* [Aim of the task]: Name each person mentioned by name in the library cataloging excerpt below.

* [Page excerpt]:
· · · · ·

Karen Coyle followed up:

Sorry, I have no idea how it will work in the APIs, and don’t know if that’s been worked out yet. I’ll try to get an answer for that, but it’s possible that it isn’t known yet. We’re still trying to figure out which data elements will be resident on the Work record/template and which on the edition(Manifestation) template. Just to give you an idea of the progress. And in terms of merging manifestations into works, we’re using author, title and uniform title when it is available. The first pass will have errors, and there will need to be a way to allow users to merge and unmerge as a way to correct those.

And then she said:

The database will consist of Works and Manifestations (called ‘editions’) — it will not be just display, but two linked bibliographic ‘levels’. There isn’t enough information in the bibliographic data to provide accurate expressions, but it should be possible to at least provide a separate view of different languages. (Not to mention that there isn’t a lot of agreement in the bibliographic world about where to divide expressions and works… but that’s a whole different conversation.)

Browse the whole thread to get the whole exchange, but it’s all been over for a month.


OLAC help wanted

Posted by: William Denton, 6 October 2009 7:39 am
Categories: OLAC

Passing this on from Kelley McGrath (co-author of Identifying FRBR Work-Level Data in MARC Bibliographic Records for Manifestations of Moving Images in Code4Lib 5). Get in touch with her if you’re interested in this project.

OLAC (Online Audiovisual Catalogers) has been investigating ideas for improving access to moving image works for some time (see http://www.olacinc.org/drupal/?q=node/27). I am hoping to apply for a grant for a demonstration project. I have put together an overview of what I hope can be done at http://ilocker.bsu.edu/users/kmcgrath/world_shared.

The basic goals I see for this experiment at this point are:

1. Import and convert current MARC manifestation-level bibliographic records into FRBR-based records, including both work/primary expression records (similar to an IMDb record) and records with expression- and manifestation-level limiters linked to items in libraries or archives to help users find the particular item(s) that meet their needs.

2. Create an end-user interface for searching, browsing, and obtaining moving image materials that leverages facets based on structured data to improve browsing and navigation.

3. Develop a back-end maintenance module that supports adding new records, editing and merging existing records, and deleting records in single record and batch mode.

I am looking for people who would be interested in brainstorming and fleshing out the details of a grant proposal and possibly being involved in an eventual grant.

· · · · ·

Page layout parsing data:
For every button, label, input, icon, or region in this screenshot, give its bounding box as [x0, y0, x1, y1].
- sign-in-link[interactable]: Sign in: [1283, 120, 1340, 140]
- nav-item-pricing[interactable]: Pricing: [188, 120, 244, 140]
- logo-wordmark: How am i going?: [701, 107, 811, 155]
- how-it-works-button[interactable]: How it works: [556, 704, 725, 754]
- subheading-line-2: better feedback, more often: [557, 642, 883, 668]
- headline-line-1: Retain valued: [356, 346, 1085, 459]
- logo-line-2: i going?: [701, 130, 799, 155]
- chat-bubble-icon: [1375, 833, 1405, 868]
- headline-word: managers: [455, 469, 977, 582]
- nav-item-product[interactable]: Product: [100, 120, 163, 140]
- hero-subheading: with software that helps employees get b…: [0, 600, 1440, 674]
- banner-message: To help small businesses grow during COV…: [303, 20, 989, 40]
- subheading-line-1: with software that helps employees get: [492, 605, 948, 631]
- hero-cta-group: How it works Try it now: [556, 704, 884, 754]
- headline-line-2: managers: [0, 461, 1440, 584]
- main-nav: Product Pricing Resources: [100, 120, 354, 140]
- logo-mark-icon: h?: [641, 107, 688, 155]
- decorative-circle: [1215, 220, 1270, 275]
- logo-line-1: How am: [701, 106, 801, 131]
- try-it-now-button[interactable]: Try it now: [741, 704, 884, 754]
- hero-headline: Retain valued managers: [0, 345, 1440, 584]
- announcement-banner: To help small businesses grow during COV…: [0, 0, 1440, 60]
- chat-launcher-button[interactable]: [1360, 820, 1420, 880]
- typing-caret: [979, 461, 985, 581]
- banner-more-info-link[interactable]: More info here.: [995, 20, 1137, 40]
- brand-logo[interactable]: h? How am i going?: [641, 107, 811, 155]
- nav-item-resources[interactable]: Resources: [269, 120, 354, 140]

· · · · ·

* [Your solution]:
Karen Coyle
William Denton
Kelley McGrath